■ WHAT TO PRODUCE
Copy each line containing the word "Fane" from the records that follow, please.
-- BEGIN DATA TO USE --
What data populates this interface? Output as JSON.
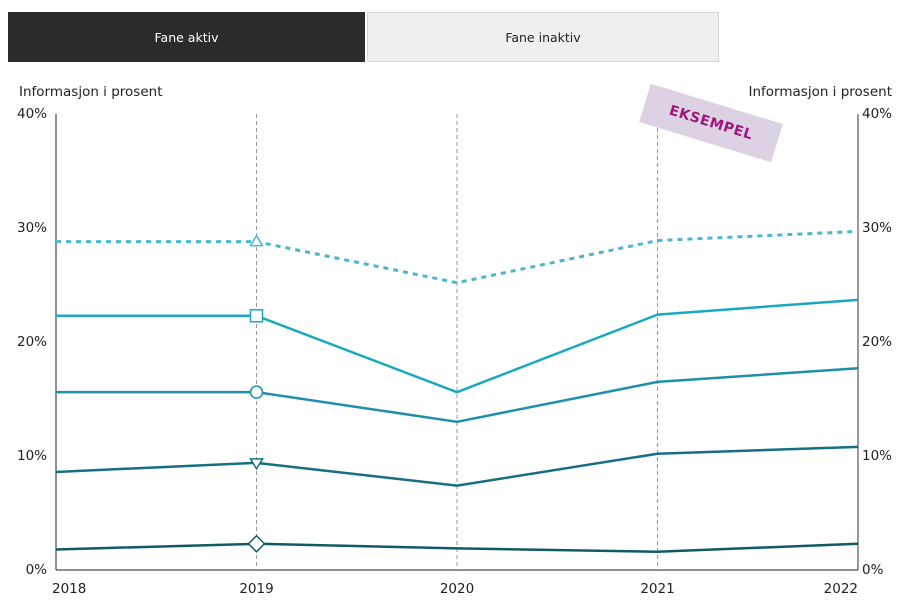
{
  "tabs": [
    {
      "label": "Fane aktiv",
      "active": true
    },
    {
      "label": "Fane inaktiv",
      "active": false
    }
  ],
  "stamp": "EKSEMPEL",
  "colors": {
    "tab_active_bg": "#2b2b2b",
    "tab_inactive_bg": "#efefef",
    "stamp_bg": "#ddd2e4",
    "stamp_text": "#a0167c",
    "grid": "#9a9a9a"
  },
  "chart_data": {
    "type": "line",
    "title": "",
    "ylabel_left": "Informasjon i prosent",
    "ylabel_right": "Informasjon i prosent",
    "x": [
      "2018",
      "2019",
      "2020",
      "2021",
      "2022"
    ],
    "ylim": [
      0,
      40
    ],
    "yticks": [
      0,
      10,
      20,
      30,
      40
    ],
    "ytick_labels": [
      "0%",
      "10%",
      "20%",
      "30%",
      "40%"
    ],
    "grid": "vertical dashed lines at each year",
    "legend": "none",
    "series": [
      {
        "values": [
          28.8,
          28.8,
          25.2,
          28.9,
          29.7
        ],
        "color": "#49b8cf",
        "dashed": true,
        "marker": "triangle",
        "marker_at": "2019"
      },
      {
        "values": [
          22.3,
          22.3,
          15.6,
          22.4,
          23.7
        ],
        "color": "#1aa8c0",
        "dashed": false,
        "marker": "square",
        "marker_at": "2019"
      },
      {
        "values": [
          15.6,
          15.6,
          13.0,
          16.5,
          17.7
        ],
        "color": "#2090aa",
        "dashed": false,
        "marker": "circle",
        "marker_at": "2019"
      },
      {
        "values": [
          8.6,
          9.4,
          7.4,
          10.2,
          10.8
        ],
        "color": "#176f85",
        "dashed": false,
        "marker": "triangle-down",
        "marker_at": "2019"
      },
      {
        "values": [
          1.8,
          2.3,
          1.9,
          1.6,
          2.3
        ],
        "color": "#0f5a65",
        "dashed": false,
        "marker": "diamond",
        "marker_at": "2019"
      }
    ]
  }
}
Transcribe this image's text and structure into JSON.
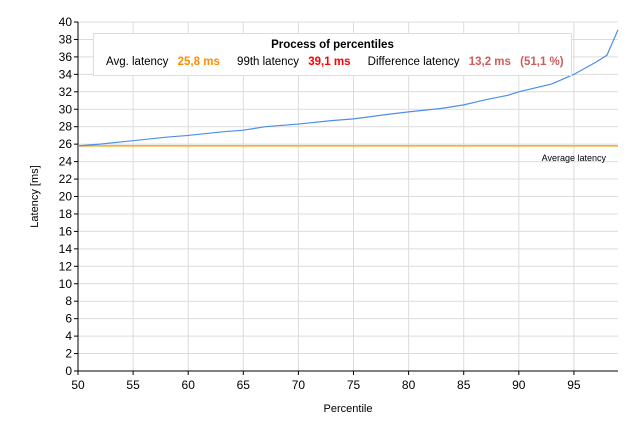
{
  "chart_data": {
    "type": "line",
    "title": "Process of percentiles",
    "xlabel": "Percentile",
    "ylabel": "Latency [ms]",
    "xlim": [
      50,
      99
    ],
    "ylim": [
      0,
      40
    ],
    "xticks": [
      50,
      55,
      60,
      65,
      70,
      75,
      80,
      85,
      90,
      95
    ],
    "yticks": [
      0,
      2,
      4,
      6,
      8,
      10,
      12,
      14,
      16,
      18,
      20,
      22,
      24,
      26,
      28,
      30,
      32,
      34,
      36,
      38,
      40
    ],
    "grid": true,
    "series": [
      {
        "name": "Latency",
        "color": "#4d8fe8",
        "x": [
          50,
          52,
          55,
          58,
          60,
          63,
          65,
          67,
          70,
          73,
          75,
          78,
          80,
          83,
          85,
          87,
          89,
          90,
          92,
          93,
          95,
          96,
          97,
          98,
          99
        ],
        "y": [
          25.8,
          26.0,
          26.4,
          26.8,
          27.0,
          27.4,
          27.6,
          28.0,
          28.3,
          28.7,
          28.9,
          29.4,
          29.7,
          30.1,
          30.5,
          31.1,
          31.6,
          32.0,
          32.6,
          32.9,
          34.0,
          34.7,
          35.4,
          36.2,
          39.1
        ]
      }
    ],
    "reference_line": {
      "label": "Average latency",
      "value": 25.8,
      "color": "#f5a623"
    },
    "legend": {
      "title": "Process of percentiles",
      "avg_label": "Avg. latency",
      "avg_value": "25,8 ms",
      "avg_color": "#ff8c00",
      "p99_label": "99th latency",
      "p99_value": "39,1 ms",
      "p99_color": "#ff0000",
      "diff_label": "Difference latency",
      "diff_value": "13,2 ms",
      "diff_pct": "(51,1 %)",
      "diff_color": "#cd5c5c",
      "placement": "top"
    }
  }
}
-- END DATA TO USE --
■ CORRECT RESPONSE
      "label": "Fane aktiv",
      "label": "Fane inaktiv",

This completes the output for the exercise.